▸ Job
For the material that follows, list every line containing the word "четвертая".

[Data items]
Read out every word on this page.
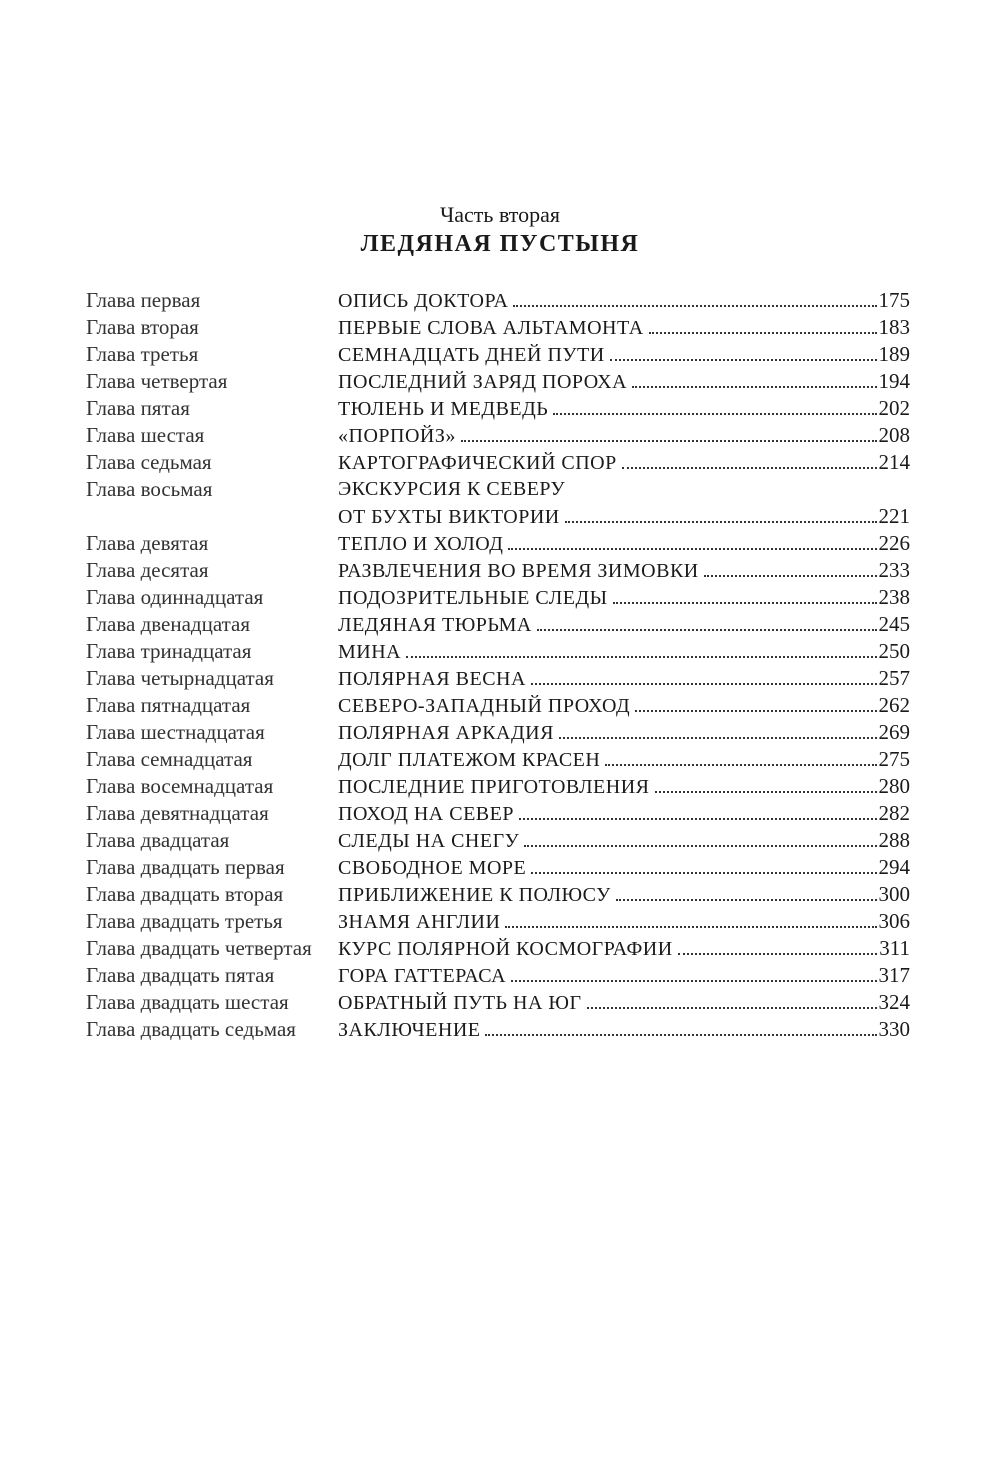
Часть вторая
ЛЕДЯНАЯ ПУСТЫНЯ
Глава первая	ОПИСЬ ДОКТОРА	175
Глава вторая	ПЕРВЫЕ СЛОВА АЛЬТАМОНТА	183
Глава третья	СЕМНАДЦАТЬ ДНЕЙ ПУТИ	189
Глава четвертая	ПОСЛЕДНИЙ ЗАРЯД ПОРОХА	194
Глава пятая	ТЮЛЕНЬ И МЕДВЕДЬ	202
Глава шестая	«ПОРПОЙЗ»	208
Глава седьмая	КАРТОГРАФИЧЕСКИЙ СПОР	214
Глава восьмая	ЭКСКУРСИЯ К СЕВЕРУ
ОТ БУХТЫ ВИКТОРИИ	221
Глава девятая	ТЕПЛО И ХОЛОД	226
Глава десятая	РАЗВЛЕЧЕНИЯ ВО ВРЕМЯ ЗИМОВКИ	233
Глава одиннадцатая	ПОДОЗРИТЕЛЬНЫЕ СЛЕДЫ	238
Глава двенадцатая	ЛЕДЯНАЯ ТЮРЬМА	245
Глава тринадцатая	МИНА	250
Глава четырнадцатая	ПОЛЯРНАЯ ВЕСНА	257
Глава пятнадцатая	СЕВЕРО-ЗАПАДНЫЙ ПРОХОД	262
Глава шестнадцатая	ПОЛЯРНАЯ АРКАДИЯ	269
Глава семнадцатая	ДОЛГ ПЛАТЕЖОМ КРАСЕН	275
Глава восемнадцатая	ПОСЛЕДНИЕ ПРИГОТОВЛЕНИЯ	280
Глава девятнадцатая	ПОХОД НА СЕВЕР	282
Глава двадцатая	СЛЕДЫ НА СНЕГУ	288
Глава двадцать первая	СВОБОДНОЕ МОРЕ	294
Глава двадцать вторая	ПРИБЛИЖЕНИЕ К ПОЛЮСУ	300
Глава двадцать третья	ЗНАМЯ АНГЛИИ	306
Глава двадцать четвертая	КУРС ПОЛЯРНОЙ КОСМОГРАФИИ	311
Глава двадцать пятая	ГОРА ГАТТЕРАСА	317
Глава двадцать шестая	ОБРАТНЫЙ ПУТЬ НА ЮГ	324
Глава двадцать седьмая	ЗАКЛЮЧЕНИЕ	330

▸ Written response
Глава четвертая	ПОСЛЕДНИЙ ЗАРЯД ПОРОХА	194
Глава двадцать четвертая	КУРС ПОЛЯРНОЙ КОСМОГРАФИИ	311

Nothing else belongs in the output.